Record extracts
┌────────
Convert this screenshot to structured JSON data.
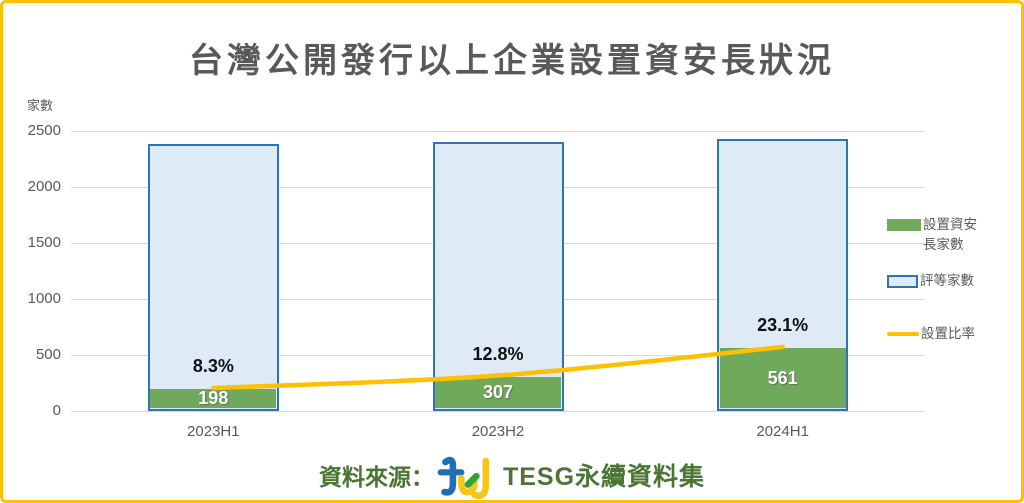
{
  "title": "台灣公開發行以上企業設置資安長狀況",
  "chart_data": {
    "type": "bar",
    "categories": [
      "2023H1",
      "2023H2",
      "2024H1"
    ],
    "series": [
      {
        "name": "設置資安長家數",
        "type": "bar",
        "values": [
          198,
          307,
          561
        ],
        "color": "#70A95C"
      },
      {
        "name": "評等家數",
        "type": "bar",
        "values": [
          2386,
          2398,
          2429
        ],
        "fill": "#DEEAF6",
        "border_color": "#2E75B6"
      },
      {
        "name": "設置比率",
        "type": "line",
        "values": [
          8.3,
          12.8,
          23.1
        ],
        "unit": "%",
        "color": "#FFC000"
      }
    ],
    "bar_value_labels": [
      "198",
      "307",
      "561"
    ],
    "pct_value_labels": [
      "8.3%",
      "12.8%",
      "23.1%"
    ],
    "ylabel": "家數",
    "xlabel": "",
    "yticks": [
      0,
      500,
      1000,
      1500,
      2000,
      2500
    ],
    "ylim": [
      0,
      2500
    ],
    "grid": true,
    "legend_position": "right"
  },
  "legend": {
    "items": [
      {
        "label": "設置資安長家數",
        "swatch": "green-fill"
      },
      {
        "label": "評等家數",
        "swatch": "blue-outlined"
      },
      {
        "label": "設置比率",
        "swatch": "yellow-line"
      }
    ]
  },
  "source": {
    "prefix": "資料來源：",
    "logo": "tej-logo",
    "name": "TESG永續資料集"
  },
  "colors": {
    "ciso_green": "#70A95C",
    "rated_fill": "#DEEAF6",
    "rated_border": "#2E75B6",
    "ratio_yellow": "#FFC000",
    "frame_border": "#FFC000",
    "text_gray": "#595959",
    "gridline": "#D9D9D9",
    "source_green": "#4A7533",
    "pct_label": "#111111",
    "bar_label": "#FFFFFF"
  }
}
└────────
Problem to solve
Copy out all the records exactly, excluding pictures.

Exercise solution
Convert this screenshot to structured JSON data.
{
  "title": "台灣公開發行以上企業設置資安長狀況",
  "chart_data": {
    "type": "bar",
    "categories": [
      "2023H1",
      "2023H2",
      "2024H1"
    ],
    "series": [
      {
        "name": "設置資安長家數",
        "type": "bar",
        "values": [
          198,
          307,
          561
        ],
        "color": "#70A95C"
      },
      {
        "name": "評等家數",
        "type": "bar",
        "values": [
          2386,
          2398,
          2429
        ],
        "fill": "#DEEAF6",
        "border_color": "#2E75B6"
      },
      {
        "name": "設置比率",
        "type": "line",
        "values": [
          8.3,
          12.8,
          23.1
        ],
        "unit": "%",
        "color": "#FFC000"
      }
    ],
    "bar_value_labels": [
      "198",
      "307",
      "561"
    ],
    "pct_value_labels": [
      "8.3%",
      "12.8%",
      "23.1%"
    ],
    "ylabel": "家數",
    "xlabel": "",
    "yticks": [
      0,
      500,
      1000,
      1500,
      2000,
      2500
    ],
    "ylim": [
      0,
      2500
    ],
    "grid": true,
    "legend_position": "right"
  },
  "legend": {
    "items": [
      {
        "label": "設置資安長家數",
        "swatch": "green-fill"
      },
      {
        "label": "評等家數",
        "swatch": "blue-outlined"
      },
      {
        "label": "設置比率",
        "swatch": "yellow-line"
      }
    ]
  },
  "source": {
    "prefix": "資料來源：",
    "logo": "tej-logo",
    "name": "TESG永續資料集"
  },
  "colors": {
    "ciso_green": "#70A95C",
    "rated_fill": "#DEEAF6",
    "rated_border": "#2E75B6",
    "ratio_yellow": "#FFC000",
    "frame_border": "#FFC000",
    "text_gray": "#595959",
    "gridline": "#D9D9D9",
    "source_green": "#4A7533",
    "pct_label": "#111111",
    "bar_label": "#FFFFFF"
  }
}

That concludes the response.